--- Begin Data in this exercise ---

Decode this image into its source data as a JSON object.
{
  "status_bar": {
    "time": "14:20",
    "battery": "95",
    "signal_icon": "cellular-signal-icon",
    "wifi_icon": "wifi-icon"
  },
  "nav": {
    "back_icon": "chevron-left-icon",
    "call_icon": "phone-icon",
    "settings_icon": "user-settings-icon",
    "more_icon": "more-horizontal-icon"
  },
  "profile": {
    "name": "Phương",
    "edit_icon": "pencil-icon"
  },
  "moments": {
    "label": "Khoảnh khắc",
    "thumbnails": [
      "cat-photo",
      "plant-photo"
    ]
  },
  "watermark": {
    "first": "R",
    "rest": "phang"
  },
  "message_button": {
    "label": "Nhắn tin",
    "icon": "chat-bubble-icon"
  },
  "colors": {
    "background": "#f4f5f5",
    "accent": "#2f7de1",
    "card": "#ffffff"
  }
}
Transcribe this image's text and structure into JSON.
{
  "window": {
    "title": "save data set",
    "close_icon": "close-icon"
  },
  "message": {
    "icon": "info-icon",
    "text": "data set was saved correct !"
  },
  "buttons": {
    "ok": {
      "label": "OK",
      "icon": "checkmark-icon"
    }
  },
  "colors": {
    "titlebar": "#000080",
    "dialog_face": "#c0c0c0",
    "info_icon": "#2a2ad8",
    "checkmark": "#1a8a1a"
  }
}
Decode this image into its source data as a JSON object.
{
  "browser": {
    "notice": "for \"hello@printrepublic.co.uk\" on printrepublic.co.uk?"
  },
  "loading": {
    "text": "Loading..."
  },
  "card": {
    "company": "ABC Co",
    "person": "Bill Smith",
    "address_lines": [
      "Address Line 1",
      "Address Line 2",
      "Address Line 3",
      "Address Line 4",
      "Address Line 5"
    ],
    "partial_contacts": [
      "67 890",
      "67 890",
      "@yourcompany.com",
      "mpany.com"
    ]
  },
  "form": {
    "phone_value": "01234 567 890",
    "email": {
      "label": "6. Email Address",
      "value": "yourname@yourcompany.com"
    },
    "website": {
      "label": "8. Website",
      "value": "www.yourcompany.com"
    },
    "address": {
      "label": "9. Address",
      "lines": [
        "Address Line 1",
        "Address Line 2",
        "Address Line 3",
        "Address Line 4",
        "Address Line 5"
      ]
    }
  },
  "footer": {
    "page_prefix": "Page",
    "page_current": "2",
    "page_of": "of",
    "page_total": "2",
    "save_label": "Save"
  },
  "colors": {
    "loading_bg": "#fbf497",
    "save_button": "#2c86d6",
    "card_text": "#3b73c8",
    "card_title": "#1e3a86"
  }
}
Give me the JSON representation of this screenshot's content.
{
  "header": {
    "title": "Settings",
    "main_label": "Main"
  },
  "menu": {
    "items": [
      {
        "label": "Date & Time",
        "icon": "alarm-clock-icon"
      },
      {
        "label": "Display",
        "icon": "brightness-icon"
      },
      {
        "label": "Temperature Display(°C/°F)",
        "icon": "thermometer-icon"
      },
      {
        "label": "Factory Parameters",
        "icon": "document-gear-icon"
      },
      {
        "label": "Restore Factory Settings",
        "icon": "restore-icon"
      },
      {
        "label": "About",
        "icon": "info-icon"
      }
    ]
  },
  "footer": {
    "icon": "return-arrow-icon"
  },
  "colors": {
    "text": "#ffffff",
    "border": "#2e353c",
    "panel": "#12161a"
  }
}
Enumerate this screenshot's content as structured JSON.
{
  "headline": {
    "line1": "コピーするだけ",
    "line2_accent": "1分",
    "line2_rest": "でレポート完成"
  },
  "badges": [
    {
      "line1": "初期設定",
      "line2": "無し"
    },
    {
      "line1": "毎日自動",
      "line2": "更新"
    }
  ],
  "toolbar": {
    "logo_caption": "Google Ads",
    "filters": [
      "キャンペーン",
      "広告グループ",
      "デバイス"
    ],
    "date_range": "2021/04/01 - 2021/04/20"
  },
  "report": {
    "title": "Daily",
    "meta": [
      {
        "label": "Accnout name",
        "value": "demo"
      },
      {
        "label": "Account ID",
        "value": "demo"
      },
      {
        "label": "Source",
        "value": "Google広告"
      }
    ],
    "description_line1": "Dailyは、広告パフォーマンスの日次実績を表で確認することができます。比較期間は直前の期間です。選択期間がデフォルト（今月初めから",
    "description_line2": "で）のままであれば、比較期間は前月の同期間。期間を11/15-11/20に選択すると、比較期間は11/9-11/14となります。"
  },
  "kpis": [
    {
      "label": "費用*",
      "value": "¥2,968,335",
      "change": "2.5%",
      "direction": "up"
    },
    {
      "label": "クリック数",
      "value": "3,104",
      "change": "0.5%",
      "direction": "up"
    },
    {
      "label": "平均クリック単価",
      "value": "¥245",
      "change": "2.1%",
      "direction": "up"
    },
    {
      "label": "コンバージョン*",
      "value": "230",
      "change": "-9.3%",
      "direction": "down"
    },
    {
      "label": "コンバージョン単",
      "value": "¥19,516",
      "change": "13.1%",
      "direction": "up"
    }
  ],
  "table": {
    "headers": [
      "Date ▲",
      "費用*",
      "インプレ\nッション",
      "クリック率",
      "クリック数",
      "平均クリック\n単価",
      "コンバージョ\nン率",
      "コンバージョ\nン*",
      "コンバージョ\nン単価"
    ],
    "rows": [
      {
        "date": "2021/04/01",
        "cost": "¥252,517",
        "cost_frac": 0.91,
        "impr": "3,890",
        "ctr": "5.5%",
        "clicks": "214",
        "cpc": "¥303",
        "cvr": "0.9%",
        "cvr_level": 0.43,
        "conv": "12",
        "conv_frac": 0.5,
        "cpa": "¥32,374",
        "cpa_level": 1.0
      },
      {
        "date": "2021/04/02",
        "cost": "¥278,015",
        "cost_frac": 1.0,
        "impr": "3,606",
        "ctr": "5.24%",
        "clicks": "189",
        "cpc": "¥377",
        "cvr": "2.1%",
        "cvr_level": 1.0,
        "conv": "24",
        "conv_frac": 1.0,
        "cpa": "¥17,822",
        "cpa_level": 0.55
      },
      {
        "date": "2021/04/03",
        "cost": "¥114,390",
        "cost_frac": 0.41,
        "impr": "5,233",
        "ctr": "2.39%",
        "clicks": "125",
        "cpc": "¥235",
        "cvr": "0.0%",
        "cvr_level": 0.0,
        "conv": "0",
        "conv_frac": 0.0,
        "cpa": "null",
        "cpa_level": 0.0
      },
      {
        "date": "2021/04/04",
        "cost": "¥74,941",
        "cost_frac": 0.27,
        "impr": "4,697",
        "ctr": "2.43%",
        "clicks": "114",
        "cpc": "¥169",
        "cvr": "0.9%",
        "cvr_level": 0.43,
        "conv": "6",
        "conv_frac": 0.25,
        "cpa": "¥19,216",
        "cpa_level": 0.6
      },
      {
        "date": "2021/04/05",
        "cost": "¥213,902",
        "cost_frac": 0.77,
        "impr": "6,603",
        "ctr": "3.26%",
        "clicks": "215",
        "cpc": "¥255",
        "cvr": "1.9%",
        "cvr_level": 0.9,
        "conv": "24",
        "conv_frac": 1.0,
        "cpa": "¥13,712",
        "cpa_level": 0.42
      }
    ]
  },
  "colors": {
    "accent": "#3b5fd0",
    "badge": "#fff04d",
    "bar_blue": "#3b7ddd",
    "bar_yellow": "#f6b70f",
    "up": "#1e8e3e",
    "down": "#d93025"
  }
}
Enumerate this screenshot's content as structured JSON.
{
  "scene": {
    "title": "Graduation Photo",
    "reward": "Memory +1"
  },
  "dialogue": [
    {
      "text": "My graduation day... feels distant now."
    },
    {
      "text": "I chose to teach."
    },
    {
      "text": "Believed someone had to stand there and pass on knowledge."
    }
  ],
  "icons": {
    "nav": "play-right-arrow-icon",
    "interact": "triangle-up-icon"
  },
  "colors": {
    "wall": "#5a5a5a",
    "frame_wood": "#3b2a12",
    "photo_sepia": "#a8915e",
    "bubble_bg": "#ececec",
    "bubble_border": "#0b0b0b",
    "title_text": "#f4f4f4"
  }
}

--- End Data in this exercise ---

Search the data for the word "Factory" and copy each line where it appears.

# [Finished exercise]
        "label": "Factory Parameters",
        "label": "Restore Factory Settings",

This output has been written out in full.